* [SET PROBLEM]: Collect from the data below each line with "nações".

* BEGIN *

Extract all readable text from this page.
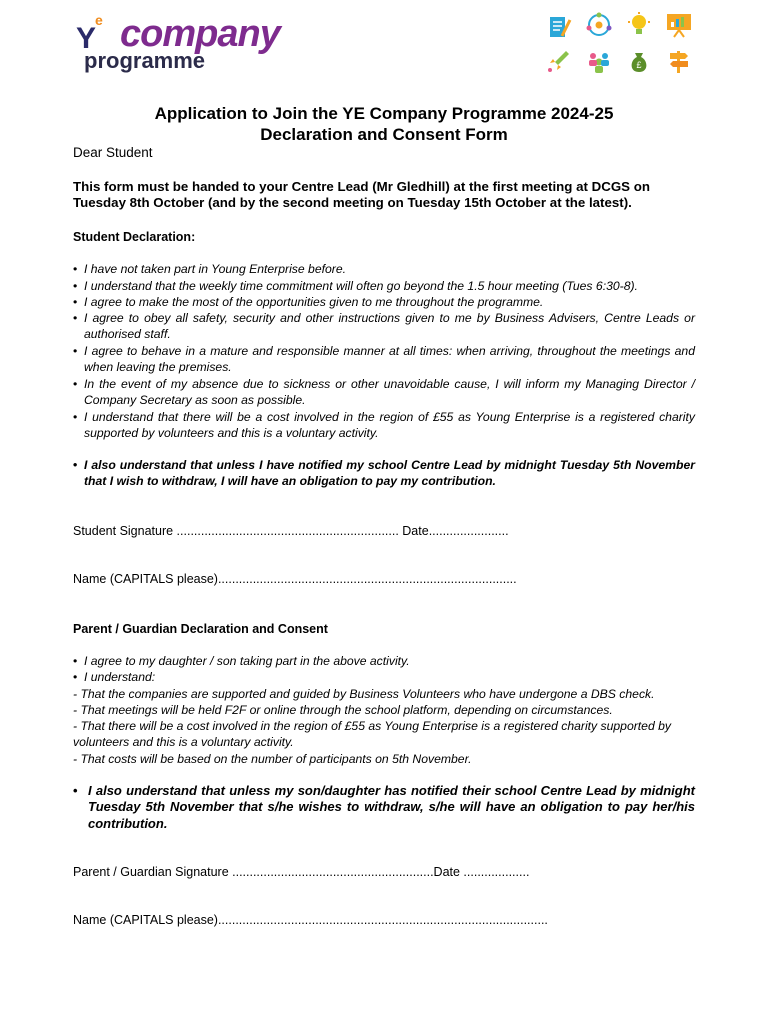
$Y^e$ company
programme	£
Application to Join the YE Company Programme 2024-25
Declaration and Consent Form
Dear Student
This form must be handed to your Centre Lead (Mr Gledhill) at the first meeting at DCGS on Tuesday 8th October (and by the second meeting on Tuesday 15th October at the latest).
Student Declaration:
• I have not taken part in Young Enterprise before.
• I understand that the weekly time commitment will often go beyond the 1.5 hour meeting (Tues 6:30-8).
• I agree to make the most of the opportunities given to me throughout the programme.
• I agree to obey all safety, security and other instructions given to me by Business Advisers, Centre Leads or authorised staff.
• I agree to behave in a mature and responsible manner at all times: when arriving, throughout the meetings and when leaving the premises.
• In the event of my absence due to sickness or other unavoidable cause, I will inform my Managing Director / Company Secretary as soon as possible.
• I understand that there will be a cost involved in the region of £55 as Young Enterprise is a registered charity supported by volunteers and this is a voluntary activity.
• I also understand that unless I have notified my school Centre Lead by midnight Tuesday 5th November that I wish to withdraw, I will have an obligation to pay my contribution.
Student Signature ................................................................ Date.......................
Name (CAPITALS please)......................................................................................
Parent / Guardian Declaration and Consent
• I agree to my daughter / son taking part in the above activity.
• I understand:
- That the companies are supported and guided by Business Volunteers who have undergone a DBS check.
- That meetings will be held F2F or online through the school platform, depending on circumstances.
- That there will be a cost involved in the region of £55 as Young Enterprise is a registered charity supported by volunteers and this is a voluntary activity.
- That costs will be based on the number of participants on 5th November.
• I also understand that unless my son/daughter has notified their school Centre Lead by midnight Tuesday 5th November that s/he wishes to withdraw, s/he will have an obligation to pay her/his contribution.
Parent / Guardian Signature ..........................................................Date ...................
Name (CAPITALS please)...............................................................................................
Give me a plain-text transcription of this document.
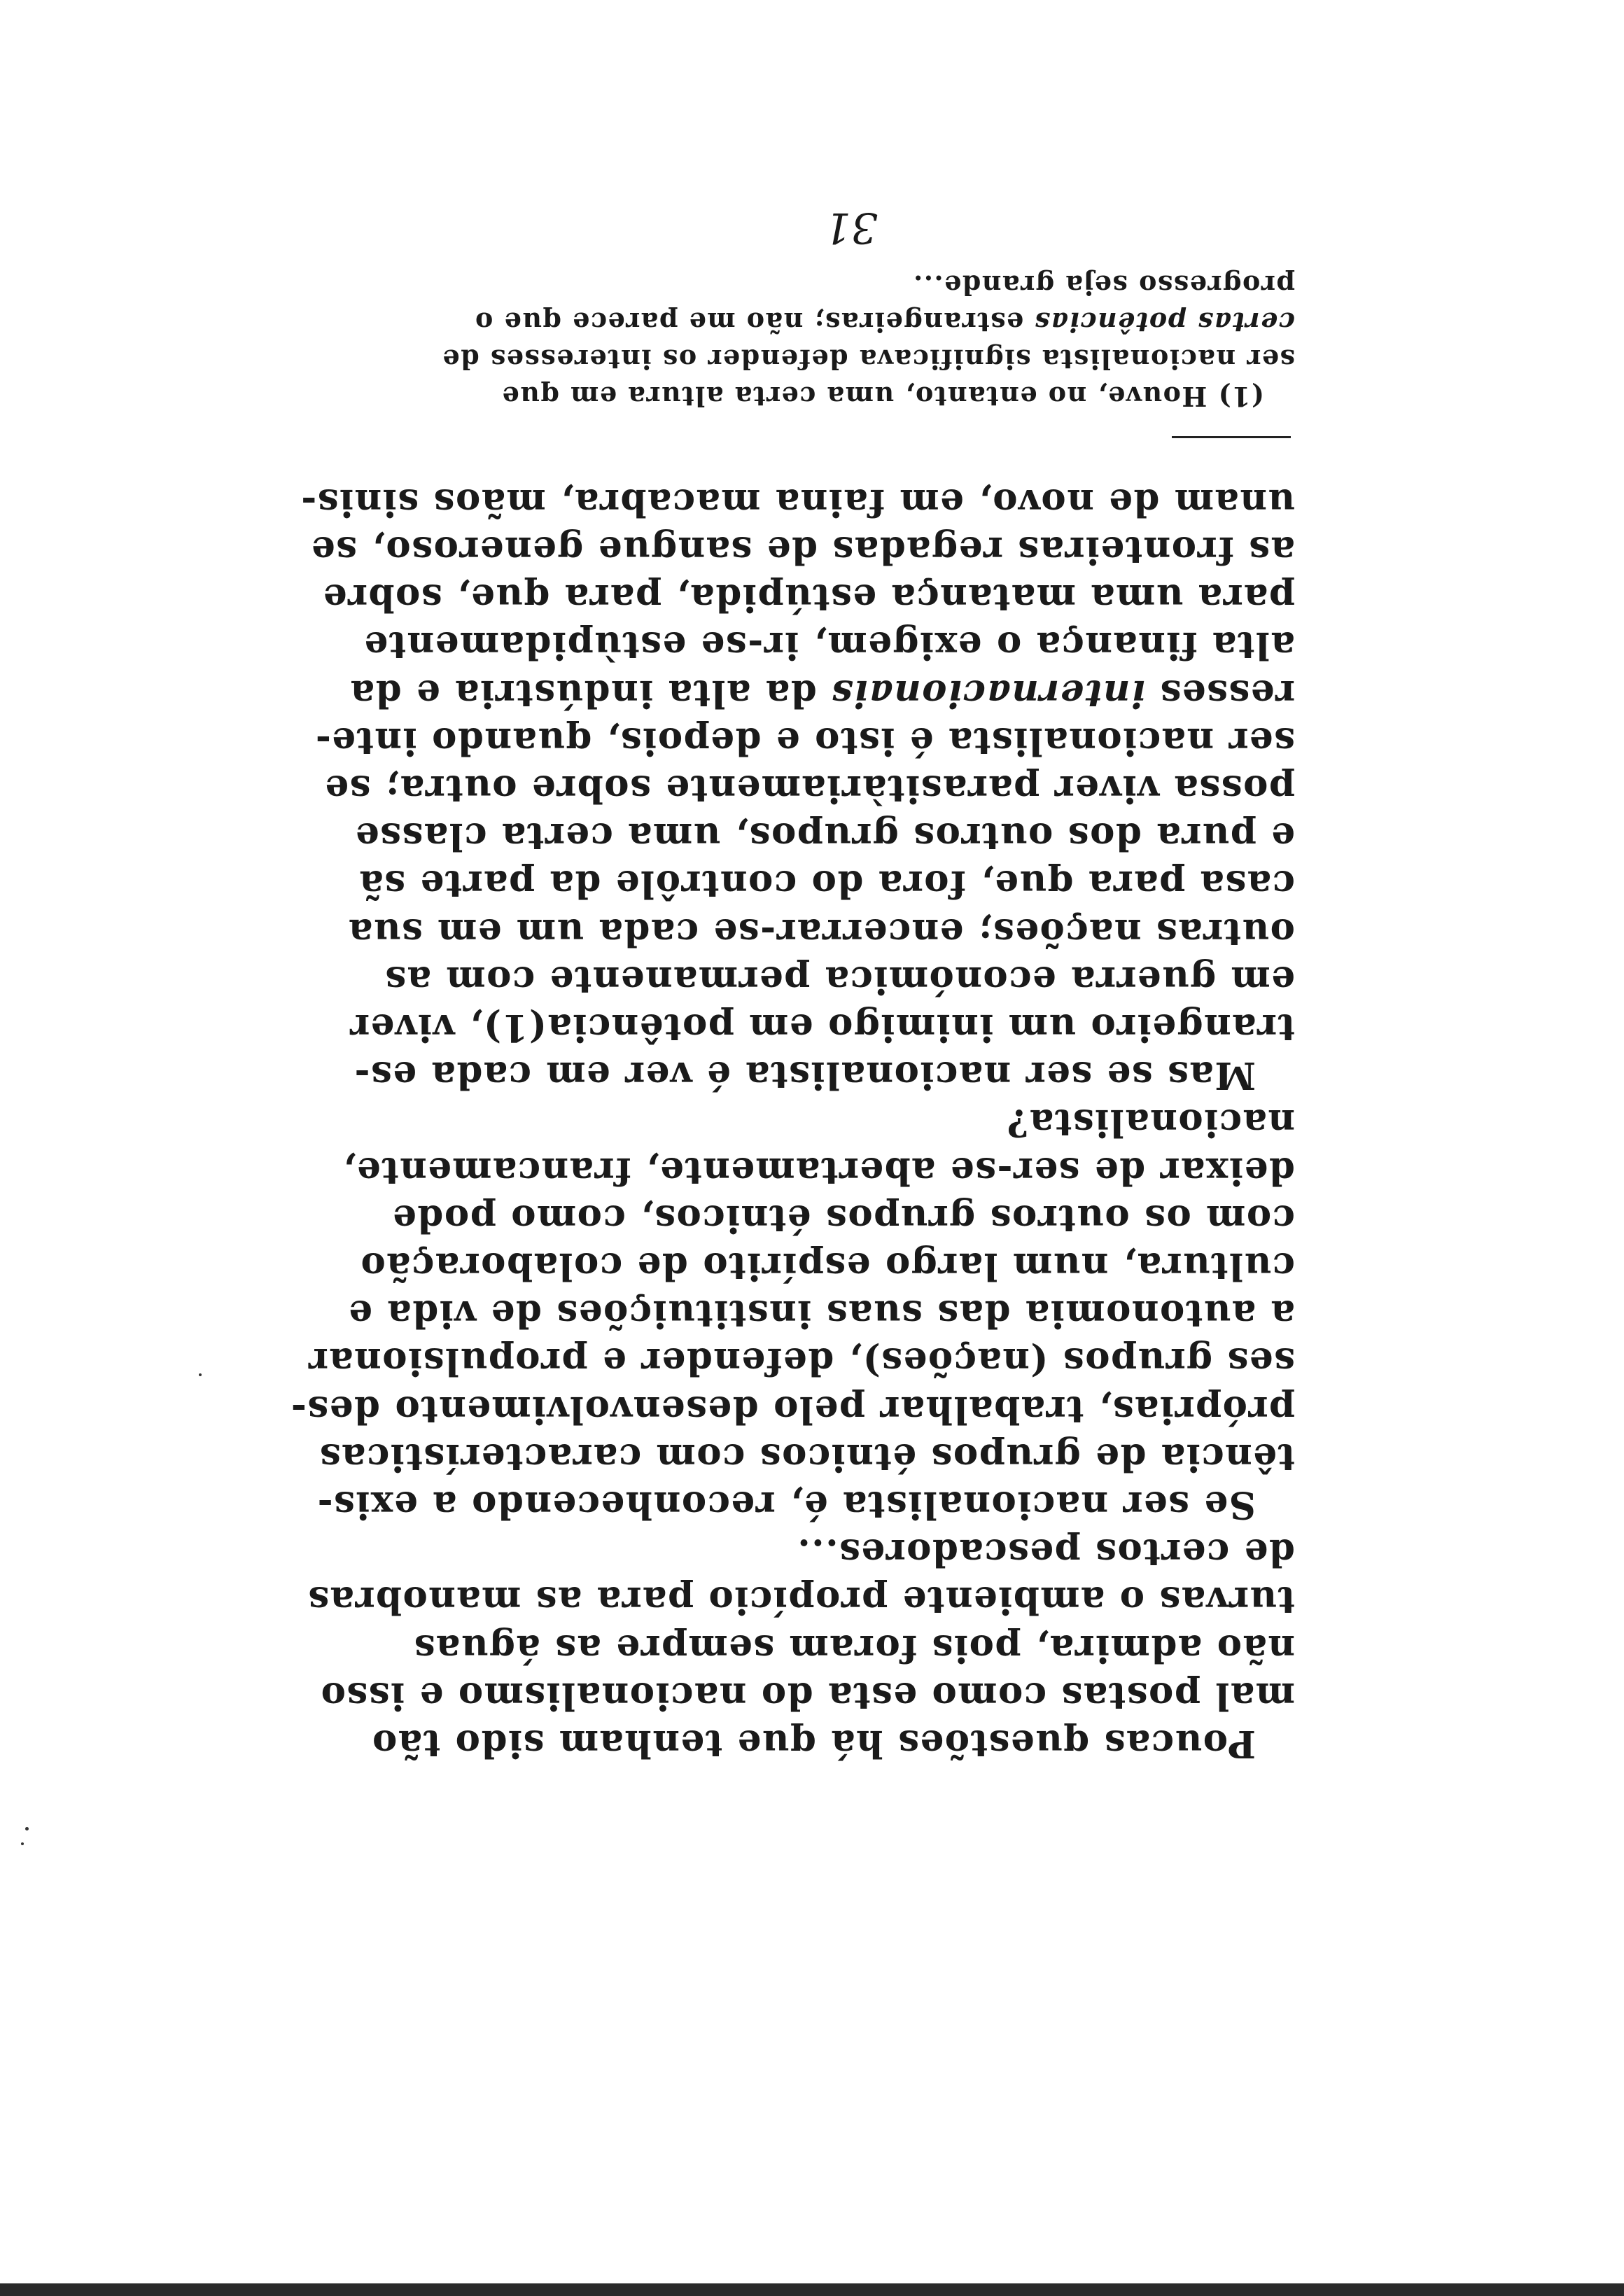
Poucas questões há que tenham sido tão
mal postas como esta do nacionalismo e isso
não admira, pois foram sempre as águas
turvas o ambiente propício para as manobras
de certos pescadores...

Se ser nacionalista é, reconhecendo a exis-
tência de grupos étnicos com características
próprias, trabalhar pelo desenvolvimento des-
ses grupos (nações), defender e propulsionar
a autonomia das suas instituições de vida e
cultura, num largo espírito de colaboração
com os outros grupos étnicos, como pode
deixar de ser-se abertamente, francamente,
nacionalista?

Mas se ser nacionalista é ver em cada es-
trangeiro um inimigo em potência(1), viver
em guerra económica permanente com as
outras nações; encerrar-se cada um em sua
casa para que, fora do contrôle da parte sã
e pura dos outros grupos, uma certa classe
possa viver parasitàriamente sobre outra; se
ser nacionalista é isto e depois, quando inte-
resses internacionais da alta indústria e da
alta finança o exigem, ir-se estùpidamente
para uma matança estúpida, para que, sobre
as fronteiras regadas de sangue generoso, se
unam de novo, em faina macabra, mãos sinis-

(1) Houve, no entanto, uma certa altura em que
ser nacionalista significava defender os interesses de
certas potências estrangeiras; não me parece que o
progresso seja grande...
31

* END *

* [SOLUTION FOR THIS PROBLEM]:
ses grupos (nações), defender e propulsionar
outras nações; encerrar-se cada um em sua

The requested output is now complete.